Task to carry out:
The exercise asks for every line of the data to be reproduced exactly.

Entries:
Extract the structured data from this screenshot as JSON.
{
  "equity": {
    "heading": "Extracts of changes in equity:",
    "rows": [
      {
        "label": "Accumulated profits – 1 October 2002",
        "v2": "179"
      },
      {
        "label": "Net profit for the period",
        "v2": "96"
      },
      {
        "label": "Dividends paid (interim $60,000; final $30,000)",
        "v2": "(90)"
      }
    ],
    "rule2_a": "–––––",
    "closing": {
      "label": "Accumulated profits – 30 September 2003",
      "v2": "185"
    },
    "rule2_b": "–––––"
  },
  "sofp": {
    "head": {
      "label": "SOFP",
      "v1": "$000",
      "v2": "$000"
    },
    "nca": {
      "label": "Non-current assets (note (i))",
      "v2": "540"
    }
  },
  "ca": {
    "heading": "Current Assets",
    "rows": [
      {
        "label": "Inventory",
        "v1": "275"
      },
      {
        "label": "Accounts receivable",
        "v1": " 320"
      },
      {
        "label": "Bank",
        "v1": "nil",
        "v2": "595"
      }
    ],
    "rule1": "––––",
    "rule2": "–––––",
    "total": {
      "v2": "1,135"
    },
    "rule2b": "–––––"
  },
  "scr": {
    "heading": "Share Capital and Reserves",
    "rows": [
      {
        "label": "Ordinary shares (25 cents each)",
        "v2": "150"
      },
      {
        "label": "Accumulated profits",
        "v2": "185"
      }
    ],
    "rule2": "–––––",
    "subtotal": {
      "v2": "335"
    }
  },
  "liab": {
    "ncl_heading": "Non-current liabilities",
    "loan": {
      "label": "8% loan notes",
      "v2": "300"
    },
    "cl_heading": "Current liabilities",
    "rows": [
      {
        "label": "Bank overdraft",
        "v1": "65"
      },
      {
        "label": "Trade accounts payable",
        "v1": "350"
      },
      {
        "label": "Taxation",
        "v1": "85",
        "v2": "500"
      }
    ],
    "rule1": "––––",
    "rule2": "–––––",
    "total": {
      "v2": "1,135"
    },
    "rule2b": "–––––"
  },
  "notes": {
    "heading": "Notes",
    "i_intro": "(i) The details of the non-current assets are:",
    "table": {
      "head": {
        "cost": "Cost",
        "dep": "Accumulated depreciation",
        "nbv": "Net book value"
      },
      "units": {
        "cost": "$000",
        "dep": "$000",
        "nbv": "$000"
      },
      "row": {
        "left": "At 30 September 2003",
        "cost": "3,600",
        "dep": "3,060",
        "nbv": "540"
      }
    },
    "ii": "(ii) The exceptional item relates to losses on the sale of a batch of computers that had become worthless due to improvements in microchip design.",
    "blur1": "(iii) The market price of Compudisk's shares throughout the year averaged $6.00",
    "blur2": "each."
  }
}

Task response:
Extract the structured data from this screenshot as JSON.
{
  "equity": {
    "heading": "Extracts of changes in equity:",
    "rows": [
      {
        "label": "Accumulated profits – 1 October 2002",
        "v2": "179"
      },
      {
        "label": "Net profit for the period",
        "v2": "96"
      },
      {
        "label": "Dividends paid (interim $60,000; final $30,000)",
        "v2": "(90)"
      }
    ],
    "rule2_a": "–––––",
    "closing": {
      "label": "Accumulated profits – 30 September 2003",
      "v2": "185"
    },
    "rule2_b": "–––––"
  },
  "sofp": {
    "head": {
      "label": "SOFP",
      "v1": "$000",
      "v2": "$000"
    },
    "nca": {
      "label": "Non-current assets (note (i))",
      "v2": "540"
    }
  },
  "ca": {
    "heading": "Current Assets",
    "rows": [
      {
        "label": "Inventory",
        "v1": "275"
      },
      {
        "label": "Accounts receivable",
        "v1": " 320"
      },
      {
        "label": "Bank",
        "v1": "nil",
        "v2": "595"
      }
    ],
    "rule1": "––––",
    "rule2": "–––––",
    "total": {
      "v2": "1,135"
    },
    "rule2b": "–––––"
  },
  "scr": {
    "heading": "Share Capital and Reserves",
    "rows": [
      {
        "label": "Ordinary shares (25 cents each)",
        "v2": "150"
      },
      {
        "label": "Accumulated profits",
        "v2": "185"
      }
    ],
    "rule2": "–––––",
    "subtotal": {
      "v2": "335"
    }
  },
  "liab": {
    "ncl_heading": "Non-current liabilities",
    "loan": {
      "label": "8% loan notes",
      "v2": "300"
    },
    "cl_heading": "Current liabilities",
    "rows": [
      {
        "label": "Bank overdraft",
        "v1": "65"
      },
      {
        "label": "Trade accounts payable",
        "v1": "350"
      },
      {
        "label": "Taxation",
        "v1": "85",
        "v2": "500"
      }
    ],
    "rule1": "––––",
    "rule2": "–––––",
    "total": {
      "v2": "1,135"
    },
    "rule2b": "–––––"
  },
  "notes": {
    "heading": "Notes",
    "i_intro": "(i) The details of the non-current assets are:",
    "table": {
      "head": {
        "cost": "Cost",
        "dep": "Accumulated depreciation",
        "nbv": "Net book value"
      },
      "units": {
        "cost": "$000",
        "dep": "$000",
        "nbv": "$000"
      },
      "row": {
        "left": "At 30 September 2003",
        "cost": "3,600",
        "dep": "3,060",
        "nbv": "540"
      }
    },
    "ii": "(ii) The exceptional item relates to losses on the sale of a batch of computers that had become worthless due to improvements in microchip design.",
    "blur1": "(iii) The market price of Compudisk's shares throughout the year averaged $6.00",
    "blur2": "each."
  }
}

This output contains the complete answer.